Which rows run from the one containing "quadrant-header bbox=[319, 383, 543, 409]" through the one containing "data-point bbox=[467, 159, 477, 168]"? Output them verbatim, both ends included.

[Element placement data]
* * * * * * * * *

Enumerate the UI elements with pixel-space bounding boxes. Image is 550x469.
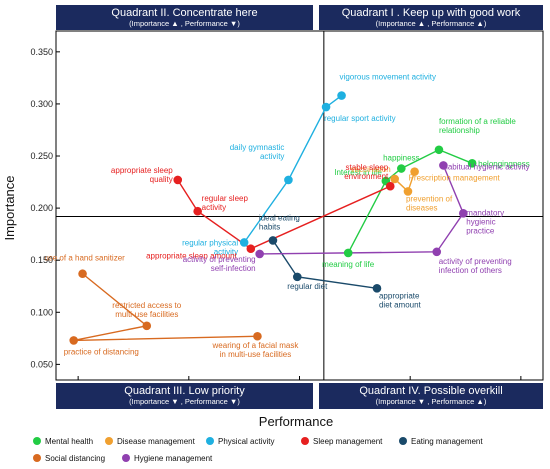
quadrant-header bbox=[319, 383, 543, 409]
series-line bbox=[177, 179, 391, 250]
y-tick-label: 0.050 bbox=[30, 359, 53, 369]
legend-entry: Physical activity bbox=[218, 437, 274, 446]
data-label: regular physical activity bbox=[182, 238, 238, 256]
data-point bbox=[467, 159, 477, 168]
quadrant-subtitle: (Importance ▲ , Performance ▲) bbox=[376, 19, 487, 28]
quadrant-subtitle: (Importance ▲ , Performance ▼) bbox=[129, 19, 240, 28]
y-tick-label: 0.300 bbox=[30, 99, 53, 109]
data-point bbox=[173, 175, 183, 185]
data-point bbox=[385, 181, 395, 191]
legend-entry: Eating management bbox=[411, 437, 483, 446]
data-point bbox=[397, 164, 406, 173]
data-point bbox=[239, 238, 249, 247]
data-label: regular sleep activity bbox=[202, 194, 249, 212]
plot-frame bbox=[55, 30, 544, 381]
y-tick-label: 0.200 bbox=[30, 203, 53, 213]
data-label: habitual hygienic activity bbox=[443, 162, 529, 171]
quadrant-header bbox=[56, 5, 313, 30]
y-tick-label: 0.100 bbox=[30, 307, 53, 317]
data-label: appropriate diet amount bbox=[379, 291, 422, 309]
x-axis-title: Performance bbox=[259, 414, 333, 429]
legend-marker bbox=[206, 437, 214, 445]
data-point bbox=[432, 247, 442, 257]
legend-marker bbox=[301, 437, 309, 445]
data-point bbox=[343, 248, 353, 258]
data-point bbox=[337, 91, 346, 100]
data-label: prevention of diseases bbox=[406, 194, 453, 212]
legend-marker bbox=[122, 454, 130, 462]
data-label: restricted access to multi-use facilities bbox=[112, 301, 181, 319]
series-line bbox=[243, 95, 342, 243]
data-label: use of a hand sanitizer bbox=[44, 254, 125, 263]
data-label: stable sleep environment bbox=[344, 163, 389, 181]
legend-entry: Sleep management bbox=[313, 437, 383, 446]
data-point bbox=[193, 206, 202, 216]
data-point bbox=[439, 161, 448, 170]
data-label: activity of preventing self-infection bbox=[183, 255, 256, 273]
quadrant-title: Quadrant IV. Possible overkill bbox=[359, 385, 502, 397]
legend-entry: Disease management bbox=[117, 437, 196, 446]
data-point bbox=[403, 187, 413, 196]
data-label: belongingness bbox=[478, 159, 530, 168]
data-label: regular diet bbox=[287, 282, 328, 291]
data-label: appropriate sleep amount bbox=[146, 252, 238, 261]
legend-entry: Social distancing bbox=[45, 454, 105, 463]
data-point bbox=[255, 249, 264, 259]
data-point bbox=[253, 331, 262, 341]
quadrant-header bbox=[319, 5, 543, 30]
data-label: daily gymnastic activity bbox=[230, 143, 285, 161]
data-label: activity of preventing infection of other… bbox=[439, 257, 512, 275]
data-point bbox=[142, 321, 152, 331]
data-point bbox=[268, 236, 278, 245]
data-point bbox=[69, 336, 79, 345]
data-point bbox=[410, 167, 419, 176]
y-tick-label: 0.250 bbox=[30, 151, 53, 161]
data-label: appropriate sleep quality bbox=[111, 166, 173, 184]
y-axis-title: Importance bbox=[2, 175, 17, 240]
legend-entry: Hygiene management bbox=[134, 454, 213, 463]
quadrant-title: Quadrant I . Keep up with good work bbox=[342, 7, 521, 19]
legend-entry: Mental health bbox=[45, 437, 93, 446]
quadrant-subtitle: (Importance ▼ , Performance ▲) bbox=[376, 397, 487, 406]
y-tick-label: 0.350 bbox=[30, 47, 53, 57]
data-label: practice of distancing bbox=[64, 347, 139, 356]
legend-marker bbox=[399, 437, 407, 445]
data-label: vigorous movement activity bbox=[340, 73, 436, 82]
y-tick-label: 0.150 bbox=[30, 255, 53, 265]
legend-marker bbox=[105, 437, 113, 445]
data-point bbox=[459, 209, 468, 218]
data-label: wearing of a facial mask in multi-use fac… bbox=[212, 341, 300, 359]
data-point bbox=[390, 174, 399, 184]
data-point bbox=[246, 244, 256, 254]
data-point bbox=[78, 269, 87, 279]
quadrant-title: Quadrant III. Low priority bbox=[124, 385, 245, 397]
data-label: Interest in life bbox=[334, 168, 382, 177]
data-label: formation of a reliable relationship bbox=[439, 117, 516, 135]
data-label: happiness bbox=[383, 154, 419, 163]
data-label: mandatory hygienic practice bbox=[466, 208, 504, 235]
data-label: vaccination bbox=[351, 165, 391, 174]
data-point bbox=[292, 272, 302, 282]
data-point bbox=[321, 102, 331, 112]
data-label: meaning of life bbox=[322, 260, 375, 269]
quadrant-title: Quadrant II. Concentrate here bbox=[111, 7, 257, 19]
data-point bbox=[434, 145, 444, 155]
data-label: regular sport activity bbox=[324, 114, 396, 123]
quadrant-header bbox=[56, 383, 313, 409]
series-line bbox=[73, 273, 258, 342]
data-label: ideal eating habits bbox=[259, 213, 300, 231]
data-point bbox=[372, 284, 382, 293]
quadrant-subtitle: (Importance ▼ , Performance ▼) bbox=[129, 397, 240, 406]
data-label: Prescription management bbox=[409, 174, 501, 183]
data-point bbox=[284, 175, 293, 185]
legend-marker bbox=[33, 437, 41, 445]
legend-marker bbox=[33, 454, 41, 462]
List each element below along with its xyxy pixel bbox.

* * * * * * * * *

**WRITTEN REPLY:**
quadrant-header bbox=[319, 383, 543, 409]
series-line bbox=[177, 179, 391, 250]
y-tick-label: 0.050 bbox=[30, 359, 53, 369]
legend-entry: Physical activity bbox=[218, 437, 274, 446]
data-label: regular physical activity bbox=[182, 238, 238, 256]
data-point bbox=[467, 159, 477, 168]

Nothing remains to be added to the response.